> YOUR INSTRUCTIONS: Rewrite the lines from the first one through the line containing "y-tick-label: 1000 [45,622,81,638]", changing every "x-tick-label" to "x-axis-tick-label" and leaving everything else as it is.

--

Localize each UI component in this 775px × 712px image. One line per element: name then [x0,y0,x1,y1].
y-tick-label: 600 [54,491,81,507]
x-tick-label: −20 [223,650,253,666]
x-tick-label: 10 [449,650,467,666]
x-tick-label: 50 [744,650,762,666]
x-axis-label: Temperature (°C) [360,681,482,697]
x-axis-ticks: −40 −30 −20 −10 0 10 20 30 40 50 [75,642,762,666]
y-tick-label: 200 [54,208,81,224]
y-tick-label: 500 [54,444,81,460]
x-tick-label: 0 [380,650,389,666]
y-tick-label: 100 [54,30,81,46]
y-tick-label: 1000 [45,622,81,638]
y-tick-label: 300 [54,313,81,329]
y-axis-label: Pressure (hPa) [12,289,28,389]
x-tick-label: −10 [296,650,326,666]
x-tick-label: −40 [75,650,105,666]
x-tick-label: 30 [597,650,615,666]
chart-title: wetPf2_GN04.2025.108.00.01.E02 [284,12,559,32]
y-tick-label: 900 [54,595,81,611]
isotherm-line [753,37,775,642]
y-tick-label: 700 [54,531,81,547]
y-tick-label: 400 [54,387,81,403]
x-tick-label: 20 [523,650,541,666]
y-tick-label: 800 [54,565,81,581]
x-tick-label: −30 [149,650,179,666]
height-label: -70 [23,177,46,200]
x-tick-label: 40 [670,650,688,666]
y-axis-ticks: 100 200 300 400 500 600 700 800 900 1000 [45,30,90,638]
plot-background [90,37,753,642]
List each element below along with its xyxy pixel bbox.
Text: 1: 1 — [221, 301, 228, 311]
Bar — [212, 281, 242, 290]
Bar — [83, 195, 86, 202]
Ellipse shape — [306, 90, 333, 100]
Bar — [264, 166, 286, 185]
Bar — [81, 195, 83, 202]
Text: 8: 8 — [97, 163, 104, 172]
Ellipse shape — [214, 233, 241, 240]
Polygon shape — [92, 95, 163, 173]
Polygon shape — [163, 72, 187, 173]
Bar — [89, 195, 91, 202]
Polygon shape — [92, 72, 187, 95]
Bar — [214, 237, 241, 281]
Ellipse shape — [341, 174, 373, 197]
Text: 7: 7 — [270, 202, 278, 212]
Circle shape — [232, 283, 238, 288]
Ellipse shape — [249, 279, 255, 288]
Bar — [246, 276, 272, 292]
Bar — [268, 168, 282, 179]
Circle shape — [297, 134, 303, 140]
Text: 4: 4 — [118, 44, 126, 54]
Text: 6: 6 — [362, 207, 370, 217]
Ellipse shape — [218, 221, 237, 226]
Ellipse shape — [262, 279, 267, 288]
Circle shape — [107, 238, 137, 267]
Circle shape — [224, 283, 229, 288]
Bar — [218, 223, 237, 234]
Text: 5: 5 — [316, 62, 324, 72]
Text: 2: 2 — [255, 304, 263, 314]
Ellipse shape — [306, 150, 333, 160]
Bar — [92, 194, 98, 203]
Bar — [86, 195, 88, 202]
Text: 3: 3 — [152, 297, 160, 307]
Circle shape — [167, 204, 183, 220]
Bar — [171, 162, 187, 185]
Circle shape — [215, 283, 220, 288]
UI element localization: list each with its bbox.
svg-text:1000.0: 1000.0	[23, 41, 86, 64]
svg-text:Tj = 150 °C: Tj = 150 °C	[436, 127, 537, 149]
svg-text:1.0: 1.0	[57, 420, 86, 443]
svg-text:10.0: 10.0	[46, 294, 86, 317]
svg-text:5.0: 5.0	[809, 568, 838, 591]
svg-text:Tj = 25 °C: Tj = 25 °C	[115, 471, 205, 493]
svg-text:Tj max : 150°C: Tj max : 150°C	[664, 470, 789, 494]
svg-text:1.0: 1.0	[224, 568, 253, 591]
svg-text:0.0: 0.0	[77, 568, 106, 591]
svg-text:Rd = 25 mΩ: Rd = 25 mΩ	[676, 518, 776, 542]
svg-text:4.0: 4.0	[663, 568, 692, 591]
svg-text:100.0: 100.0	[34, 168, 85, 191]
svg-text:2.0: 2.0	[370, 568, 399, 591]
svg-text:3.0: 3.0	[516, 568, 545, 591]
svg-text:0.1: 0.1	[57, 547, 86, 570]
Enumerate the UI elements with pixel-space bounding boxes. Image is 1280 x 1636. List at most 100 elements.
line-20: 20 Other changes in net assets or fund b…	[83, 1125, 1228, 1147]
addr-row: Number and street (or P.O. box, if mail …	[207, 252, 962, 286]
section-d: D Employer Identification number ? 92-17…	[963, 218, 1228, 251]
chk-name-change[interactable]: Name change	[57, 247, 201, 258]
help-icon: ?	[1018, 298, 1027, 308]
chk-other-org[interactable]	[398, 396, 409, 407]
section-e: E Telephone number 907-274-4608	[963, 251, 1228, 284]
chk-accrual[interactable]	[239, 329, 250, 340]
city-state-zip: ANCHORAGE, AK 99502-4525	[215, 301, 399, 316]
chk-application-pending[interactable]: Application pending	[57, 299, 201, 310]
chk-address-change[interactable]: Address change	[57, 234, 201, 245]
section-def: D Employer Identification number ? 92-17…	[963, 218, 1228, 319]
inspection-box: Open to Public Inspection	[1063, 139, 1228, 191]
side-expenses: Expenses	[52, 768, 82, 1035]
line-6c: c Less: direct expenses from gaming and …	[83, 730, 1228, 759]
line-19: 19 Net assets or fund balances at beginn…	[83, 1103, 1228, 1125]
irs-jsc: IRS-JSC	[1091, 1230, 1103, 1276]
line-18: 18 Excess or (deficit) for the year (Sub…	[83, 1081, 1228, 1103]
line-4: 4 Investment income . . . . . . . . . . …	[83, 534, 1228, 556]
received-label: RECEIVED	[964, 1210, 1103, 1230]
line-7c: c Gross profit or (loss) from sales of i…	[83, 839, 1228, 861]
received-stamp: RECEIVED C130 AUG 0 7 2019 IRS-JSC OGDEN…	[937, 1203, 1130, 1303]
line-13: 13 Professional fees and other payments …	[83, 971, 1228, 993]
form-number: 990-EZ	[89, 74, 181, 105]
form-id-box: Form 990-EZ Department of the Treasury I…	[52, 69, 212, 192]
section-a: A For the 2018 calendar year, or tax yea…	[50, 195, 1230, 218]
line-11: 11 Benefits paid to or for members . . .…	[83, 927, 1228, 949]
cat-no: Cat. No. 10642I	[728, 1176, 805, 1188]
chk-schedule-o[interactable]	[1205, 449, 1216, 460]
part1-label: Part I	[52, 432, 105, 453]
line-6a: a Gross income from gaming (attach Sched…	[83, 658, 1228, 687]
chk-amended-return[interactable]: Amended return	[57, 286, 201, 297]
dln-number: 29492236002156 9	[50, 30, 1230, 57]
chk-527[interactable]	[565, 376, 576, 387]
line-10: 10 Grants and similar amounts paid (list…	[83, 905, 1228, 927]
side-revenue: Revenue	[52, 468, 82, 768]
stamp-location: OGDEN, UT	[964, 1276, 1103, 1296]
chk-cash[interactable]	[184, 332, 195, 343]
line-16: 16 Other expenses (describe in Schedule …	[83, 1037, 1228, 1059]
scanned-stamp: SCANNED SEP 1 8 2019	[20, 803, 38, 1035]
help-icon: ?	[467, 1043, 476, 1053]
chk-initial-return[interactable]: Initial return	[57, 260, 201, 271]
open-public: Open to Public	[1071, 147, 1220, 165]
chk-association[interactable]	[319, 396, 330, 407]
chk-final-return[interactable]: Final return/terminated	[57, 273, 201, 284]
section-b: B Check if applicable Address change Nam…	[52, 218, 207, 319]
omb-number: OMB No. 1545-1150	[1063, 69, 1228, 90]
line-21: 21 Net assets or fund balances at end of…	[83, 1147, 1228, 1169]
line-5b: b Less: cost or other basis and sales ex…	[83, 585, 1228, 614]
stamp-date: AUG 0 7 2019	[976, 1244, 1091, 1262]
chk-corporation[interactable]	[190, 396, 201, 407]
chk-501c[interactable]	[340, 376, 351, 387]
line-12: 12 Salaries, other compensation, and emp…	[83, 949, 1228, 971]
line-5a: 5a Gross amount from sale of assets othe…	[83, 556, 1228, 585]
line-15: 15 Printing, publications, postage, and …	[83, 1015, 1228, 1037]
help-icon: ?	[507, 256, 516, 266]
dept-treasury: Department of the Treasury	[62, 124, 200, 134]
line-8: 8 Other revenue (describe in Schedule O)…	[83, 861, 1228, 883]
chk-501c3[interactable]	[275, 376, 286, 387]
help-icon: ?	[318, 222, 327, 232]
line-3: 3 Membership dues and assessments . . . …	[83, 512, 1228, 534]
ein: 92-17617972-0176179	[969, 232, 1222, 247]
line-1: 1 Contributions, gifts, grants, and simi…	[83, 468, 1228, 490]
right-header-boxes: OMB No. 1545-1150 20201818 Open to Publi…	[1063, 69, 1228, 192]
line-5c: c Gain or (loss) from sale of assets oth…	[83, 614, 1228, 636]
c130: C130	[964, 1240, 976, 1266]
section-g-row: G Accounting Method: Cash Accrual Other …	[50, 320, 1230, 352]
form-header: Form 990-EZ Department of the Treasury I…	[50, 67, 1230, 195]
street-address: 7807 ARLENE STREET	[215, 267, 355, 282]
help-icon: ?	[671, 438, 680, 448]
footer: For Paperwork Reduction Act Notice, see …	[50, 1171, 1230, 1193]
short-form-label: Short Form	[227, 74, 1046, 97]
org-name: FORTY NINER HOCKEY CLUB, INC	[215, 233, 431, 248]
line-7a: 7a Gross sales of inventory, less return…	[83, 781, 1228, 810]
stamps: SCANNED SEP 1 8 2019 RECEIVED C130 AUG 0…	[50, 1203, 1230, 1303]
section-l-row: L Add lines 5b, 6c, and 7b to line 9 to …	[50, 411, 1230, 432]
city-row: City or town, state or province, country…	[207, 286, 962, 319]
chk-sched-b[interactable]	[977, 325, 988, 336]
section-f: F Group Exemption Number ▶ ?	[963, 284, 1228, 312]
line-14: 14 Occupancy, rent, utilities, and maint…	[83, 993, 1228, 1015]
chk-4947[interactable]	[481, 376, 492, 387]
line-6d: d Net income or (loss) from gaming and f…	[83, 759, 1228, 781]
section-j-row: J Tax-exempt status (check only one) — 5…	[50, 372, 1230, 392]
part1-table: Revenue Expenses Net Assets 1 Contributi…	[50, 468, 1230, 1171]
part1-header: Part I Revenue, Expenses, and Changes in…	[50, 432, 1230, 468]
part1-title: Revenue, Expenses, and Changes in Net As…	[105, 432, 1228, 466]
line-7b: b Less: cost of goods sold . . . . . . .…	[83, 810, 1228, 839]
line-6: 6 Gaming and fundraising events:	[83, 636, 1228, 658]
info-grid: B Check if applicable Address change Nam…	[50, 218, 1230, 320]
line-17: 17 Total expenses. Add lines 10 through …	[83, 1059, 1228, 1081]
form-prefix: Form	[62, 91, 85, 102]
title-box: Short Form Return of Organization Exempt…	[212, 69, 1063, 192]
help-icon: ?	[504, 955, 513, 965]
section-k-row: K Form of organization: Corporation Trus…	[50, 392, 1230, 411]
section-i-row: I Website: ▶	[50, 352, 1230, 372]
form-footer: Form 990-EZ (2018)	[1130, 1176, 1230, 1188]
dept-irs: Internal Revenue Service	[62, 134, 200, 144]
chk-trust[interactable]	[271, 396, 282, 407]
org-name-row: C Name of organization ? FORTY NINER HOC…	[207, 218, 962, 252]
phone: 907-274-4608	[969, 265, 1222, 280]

--

> WORKED ANSWER:
Localize each UI component in this 775px × 712px image. One line per element: name then [x0,y0,x1,y1].
y-tick-label: 600 [54,491,81,507]
x-axis-tick-label: −20 [223,650,253,666]
x-axis-tick-label: 10 [449,650,467,666]
x-axis-tick-label: 50 [744,650,762,666]
x-axis-label: Temperature (°C) [360,681,482,697]
x-axis-ticks: −40 −30 −20 −10 0 10 20 30 40 50 [75,642,762,666]
y-tick-label: 200 [54,208,81,224]
y-tick-label: 500 [54,444,81,460]
x-axis-tick-label: 0 [380,650,389,666]
y-tick-label: 100 [54,30,81,46]
y-tick-label: 1000 [45,622,81,638]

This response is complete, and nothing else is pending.